>> BEGIN Supplied information

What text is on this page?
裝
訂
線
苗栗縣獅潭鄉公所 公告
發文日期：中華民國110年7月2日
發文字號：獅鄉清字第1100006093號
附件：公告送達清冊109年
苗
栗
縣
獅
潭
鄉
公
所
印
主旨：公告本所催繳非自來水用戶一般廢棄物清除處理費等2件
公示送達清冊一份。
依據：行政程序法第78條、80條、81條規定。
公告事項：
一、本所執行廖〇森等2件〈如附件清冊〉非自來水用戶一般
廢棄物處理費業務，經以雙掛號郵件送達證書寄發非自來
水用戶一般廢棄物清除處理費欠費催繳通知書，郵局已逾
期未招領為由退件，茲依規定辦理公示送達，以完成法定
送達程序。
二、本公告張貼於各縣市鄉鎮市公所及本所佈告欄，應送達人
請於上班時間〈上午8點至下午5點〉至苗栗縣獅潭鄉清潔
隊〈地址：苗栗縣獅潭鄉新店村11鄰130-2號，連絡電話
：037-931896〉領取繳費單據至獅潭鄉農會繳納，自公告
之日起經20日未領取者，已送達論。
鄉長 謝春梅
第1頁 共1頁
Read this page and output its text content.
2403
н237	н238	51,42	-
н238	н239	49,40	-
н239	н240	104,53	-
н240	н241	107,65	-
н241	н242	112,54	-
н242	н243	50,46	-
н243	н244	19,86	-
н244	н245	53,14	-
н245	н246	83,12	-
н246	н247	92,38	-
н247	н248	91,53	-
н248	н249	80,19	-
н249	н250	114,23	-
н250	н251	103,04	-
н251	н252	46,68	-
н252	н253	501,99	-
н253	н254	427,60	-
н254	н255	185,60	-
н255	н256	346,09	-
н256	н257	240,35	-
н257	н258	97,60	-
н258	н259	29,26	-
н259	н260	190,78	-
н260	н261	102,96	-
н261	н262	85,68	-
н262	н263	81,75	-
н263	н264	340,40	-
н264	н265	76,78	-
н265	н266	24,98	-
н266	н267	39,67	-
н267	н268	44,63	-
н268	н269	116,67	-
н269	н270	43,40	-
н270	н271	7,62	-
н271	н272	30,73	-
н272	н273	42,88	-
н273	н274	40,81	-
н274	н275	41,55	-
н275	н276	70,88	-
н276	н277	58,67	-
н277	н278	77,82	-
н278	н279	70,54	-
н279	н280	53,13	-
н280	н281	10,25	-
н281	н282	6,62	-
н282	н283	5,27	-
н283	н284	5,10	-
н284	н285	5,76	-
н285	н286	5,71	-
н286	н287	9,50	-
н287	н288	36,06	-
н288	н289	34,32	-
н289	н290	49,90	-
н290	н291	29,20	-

>> END Supplied information

• _Exercise_
Write the data out again in full and exactly.

• _Written answer_
What text is on this page?
裝
訂
線
苗栗縣獅潭鄉公所 公告
發文日期：中華民國110年7月2日
發文字號：獅鄉清字第1100006093號
附件：公告送達清冊109年
苗
栗
縣
獅
潭
鄉
公
所
印
主旨：公告本所催繳非自來水用戶一般廢棄物清除處理費等2件
公示送達清冊一份。
依據：行政程序法第78條、80條、81條規定。
公告事項：
一、本所執行廖〇森等2件〈如附件清冊〉非自來水用戶一般
廢棄物處理費業務，經以雙掛號郵件送達證書寄發非自來
水用戶一般廢棄物清除處理費欠費催繳通知書，郵局已逾
期未招領為由退件，茲依規定辦理公示送達，以完成法定
送達程序。
二、本公告張貼於各縣市鄉鎮市公所及本所佈告欄，應送達人
請於上班時間〈上午8點至下午5點〉至苗栗縣獅潭鄉清潔
隊〈地址：苗栗縣獅潭鄉新店村11鄰130-2號，連絡電話
：037-931896〉領取繳費單據至獅潭鄉農會繳納，自公告
之日起經20日未領取者，已送達論。
鄉長 謝春梅
第1頁 共1頁
Read this page and output its text content.
2403
н237	н238	51,42	-
н238	н239	49,40	-
н239	н240	104,53	-
н240	н241	107,65	-
н241	н242	112,54	-
н242	н243	50,46	-
н243	н244	19,86	-
н244	н245	53,14	-
н245	н246	83,12	-
н246	н247	92,38	-
н247	н248	91,53	-
н248	н249	80,19	-
н249	н250	114,23	-
н250	н251	103,04	-
н251	н252	46,68	-
н252	н253	501,99	-
н253	н254	427,60	-
н254	н255	185,60	-
н255	н256	346,09	-
н256	н257	240,35	-
н257	н258	97,60	-
н258	н259	29,26	-
н259	н260	190,78	-
н260	н261	102,96	-
н261	н262	85,68	-
н262	н263	81,75	-
н263	н264	340,40	-
н264	н265	76,78	-
н265	н266	24,98	-
н266	н267	39,67	-
н267	н268	44,63	-
н268	н269	116,67	-
н269	н270	43,40	-
н270	н271	7,62	-
н271	н272	30,73	-
н272	н273	42,88	-
н273	н274	40,81	-
н274	н275	41,55	-
н275	н276	70,88	-
н276	н277	58,67	-
н277	н278	77,82	-
н278	н279	70,54	-
н279	н280	53,13	-
н280	н281	10,25	-
н281	н282	6,62	-
н282	н283	5,27	-
н283	н284	5,10	-
н284	н285	5,76	-
н285	н286	5,71	-
н286	н287	9,50	-
н287	н288	36,06	-
н288	н289	34,32	-
н289	н290	49,90	-
н290	н291	29,20	-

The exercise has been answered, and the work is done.